[Entries taken from a collection]
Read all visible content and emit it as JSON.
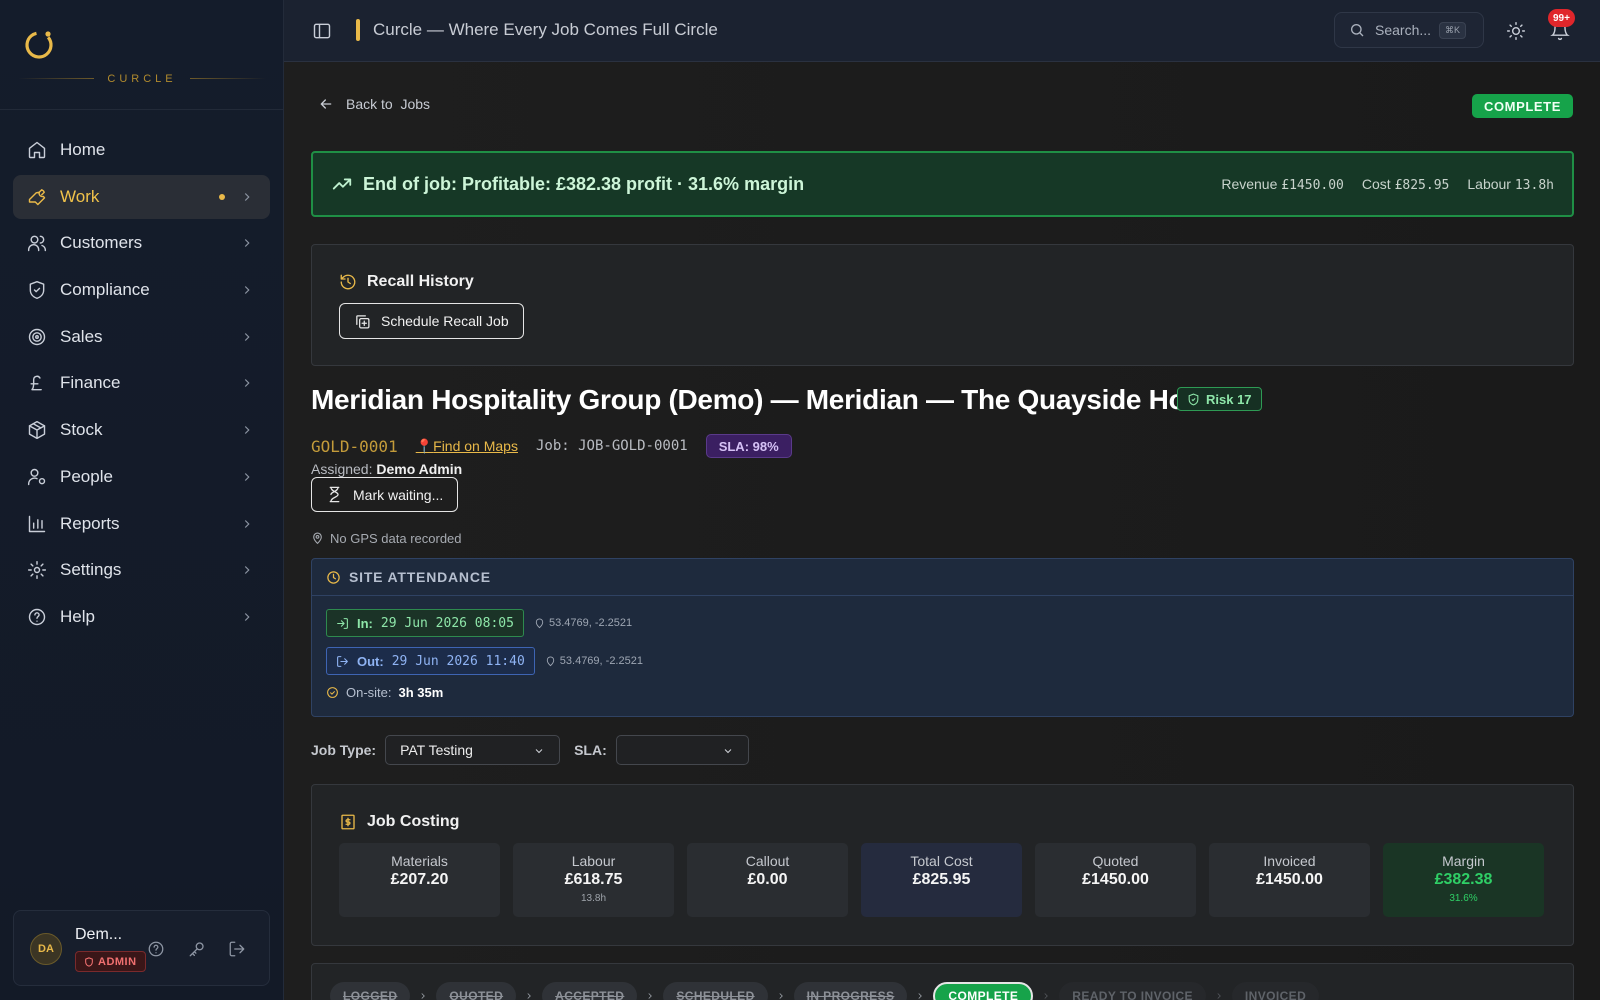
{
  "brand": {
    "name": "CURCLE"
  },
  "topbar": {
    "title": "Curcle — Where Every Job Comes Full Circle",
    "search_placeholder": "Search...",
    "search_shortcut": "⌘K",
    "notifications": "99+"
  },
  "sidebar": {
    "items": [
      {
        "label": "Home",
        "icon": "home-icon"
      },
      {
        "label": "Work",
        "icon": "wrench-icon",
        "active": true
      },
      {
        "label": "Customers",
        "icon": "users-icon"
      },
      {
        "label": "Compliance",
        "icon": "shield-icon"
      },
      {
        "label": "Sales",
        "icon": "target-icon"
      },
      {
        "label": "Finance",
        "icon": "pound-icon"
      },
      {
        "label": "Stock",
        "icon": "box-icon"
      },
      {
        "label": "People",
        "icon": "user-cog-icon"
      },
      {
        "label": "Reports",
        "icon": "bar-chart-icon"
      },
      {
        "label": "Settings",
        "icon": "gear-icon"
      },
      {
        "label": "Help",
        "icon": "help-icon"
      }
    ]
  },
  "user": {
    "initials": "DA",
    "name": "Dem...",
    "role": "ADMIN"
  },
  "page": {
    "back_prefix": "Back to",
    "back_target": "Jobs",
    "status": "COMPLETE"
  },
  "profit": {
    "summary": "End of job: Profitable: £382.38 profit · 31.6% margin",
    "revenue_label": "Revenue",
    "revenue_value": "£1450.00",
    "cost_label": "Cost",
    "cost_value": "£825.95",
    "labour_label": "Labour",
    "labour_value": "13.8h"
  },
  "recall": {
    "title": "Recall History",
    "button": "Schedule Recall Job"
  },
  "job": {
    "title": "Meridian Hospitality Group (Demo) — Meridian — The Quayside Hotel",
    "risk": "Risk 17",
    "ref": "GOLD-0001",
    "maps_link": "Find on Maps",
    "job_number": "Job: JOB-GOLD-0001",
    "sla_badge": "SLA: 98%",
    "assigned_label": "Assigned:",
    "assigned_name": "Demo Admin",
    "mark_waiting": "Mark waiting...",
    "gps": "No GPS data recorded"
  },
  "attendance": {
    "title": "SITE ATTENDANCE",
    "in_label": "In:",
    "in_time": "29 Jun 2026 08:05",
    "in_coord": "53.4769, -2.2521",
    "out_label": "Out:",
    "out_time": "29 Jun 2026 11:40",
    "out_coord": "53.4769, -2.2521",
    "onsite_label": "On-site:",
    "onsite_value": "3h 35m"
  },
  "selectors": {
    "job_type_label": "Job Type:",
    "job_type_value": "PAT Testing",
    "sla_label": "SLA:",
    "sla_value": ""
  },
  "costing": {
    "title": "Job Costing",
    "cards": [
      {
        "label": "Materials",
        "value": "£207.20",
        "sub": ""
      },
      {
        "label": "Labour",
        "value": "£618.75",
        "sub": "13.8h"
      },
      {
        "label": "Callout",
        "value": "£0.00",
        "sub": ""
      },
      {
        "label": "Total Cost",
        "value": "£825.95",
        "sub": ""
      },
      {
        "label": "Quoted",
        "value": "£1450.00",
        "sub": ""
      },
      {
        "label": "Invoiced",
        "value": "£1450.00",
        "sub": ""
      },
      {
        "label": "Margin",
        "value": "£382.38",
        "sub": "31.6%"
      }
    ]
  },
  "pipeline": {
    "steps": [
      "LOGGED",
      "QUOTED",
      "ACCEPTED",
      "SCHEDULED",
      "IN PROGRESS",
      "COMPLETE",
      "READY TO INVOICE",
      "INVOICED"
    ],
    "current": "COMPLETE"
  }
}
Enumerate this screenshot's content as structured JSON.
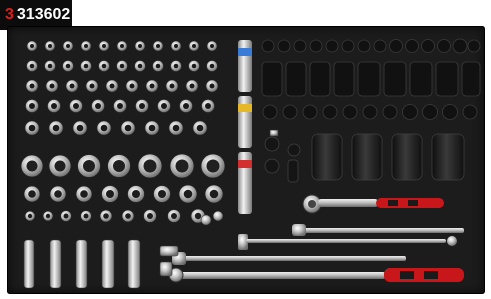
{
  "product": {
    "number_prefix": "3",
    "number_rest": "313602"
  }
}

## What is asked
Retype the whole listing, keeping every line identical and omitting all pictures.

## Solution to the exercise
Read all visible content and emit it as JSON.
{
  "brand": {
    "name": "CURCLE"
  },
  "topbar": {
    "title": "Curcle — Where Every Job Comes Full Circle",
    "search_placeholder": "Search...",
    "search_shortcut": "⌘K",
    "notifications": "99+"
  },
  "sidebar": {
    "items": [
      {
        "label": "Home",
        "icon": "home-icon"
      },
      {
        "label": "Work",
        "icon": "wrench-icon",
        "active": true
      },
      {
        "label": "Customers",
        "icon": "users-icon"
      },
      {
        "label": "Compliance",
        "icon": "shield-icon"
      },
      {
        "label": "Sales",
        "icon": "target-icon"
      },
      {
        "label": "Finance",
        "icon": "pound-icon"
      },
      {
        "label": "Stock",
        "icon": "box-icon"
      },
      {
        "label": "People",
        "icon": "user-cog-icon"
      },
      {
        "label": "Reports",
        "icon": "bar-chart-icon"
      },
      {
        "label": "Settings",
        "icon": "gear-icon"
      },
      {
        "label": "Help",
        "icon": "help-icon"
      }
    ]
  },
  "user": {
    "initials": "DA",
    "name": "Dem...",
    "role": "ADMIN"
  },
  "page": {
    "back_prefix": "Back to",
    "back_target": "Jobs",
    "status": "COMPLETE"
  },
  "profit": {
    "summary": "End of job: Profitable: £382.38 profit · 31.6% margin",
    "revenue_label": "Revenue",
    "revenue_value": "£1450.00",
    "cost_label": "Cost",
    "cost_value": "£825.95",
    "labour_label": "Labour",
    "labour_value": "13.8h"
  },
  "recall": {
    "title": "Recall History",
    "button": "Schedule Recall Job"
  },
  "job": {
    "title": "Meridian Hospitality Group (Demo) — Meridian — The Quayside Hotel",
    "risk": "Risk 17",
    "ref": "GOLD-0001",
    "maps_link": "Find on Maps",
    "job_number": "Job: JOB-GOLD-0001",
    "sla_badge": "SLA: 98%",
    "assigned_label": "Assigned:",
    "assigned_name": "Demo Admin",
    "mark_waiting": "Mark waiting...",
    "gps": "No GPS data recorded"
  },
  "attendance": {
    "title": "SITE ATTENDANCE",
    "in_label": "In:",
    "in_time": "29 Jun 2026 08:05",
    "in_coord": "53.4769, -2.2521",
    "out_label": "Out:",
    "out_time": "29 Jun 2026 11:40",
    "out_coord": "53.4769, -2.2521",
    "onsite_label": "On-site:",
    "onsite_value": "3h 35m"
  },
  "selectors": {
    "job_type_label": "Job Type:",
    "job_type_value": "PAT Testing",
    "sla_label": "SLA:",
    "sla_value": ""
  },
  "costing": {
    "title": "Job Costing",
    "cards": [
      {
        "label": "Materials",
        "value": "£207.20",
        "sub": ""
      },
      {
        "label": "Labour",
        "value": "£618.75",
        "sub": "13.8h"
      },
      {
        "label": "Callout",
        "value": "£0.00",
        "sub": ""
      },
      {
        "label": "Total Cost",
        "value": "£825.95",
        "sub": ""
      },
      {
        "label": "Quoted",
        "value": "£1450.00",
        "sub": ""
      },
      {
        "label": "Invoiced",
        "value": "£1450.00",
        "sub": ""
      },
      {
        "label": "Margin",
        "value": "£382.38",
        "sub": "31.6%"
      }
    ]
  },
  "pipeline": {
    "steps": [
      "LOGGED",
      "QUOTED",
      "ACCEPTED",
      "SCHEDULED",
      "IN PROGRESS",
      "COMPLETE",
      "READY TO INVOICE",
      "INVOICED"
    ],
    "current": "COMPLETE"
  }
}
Enumerate this screenshot's content as structured JSON.
{
  "product": {
    "number_prefix": "3",
    "number_rest": "313602"
  }
}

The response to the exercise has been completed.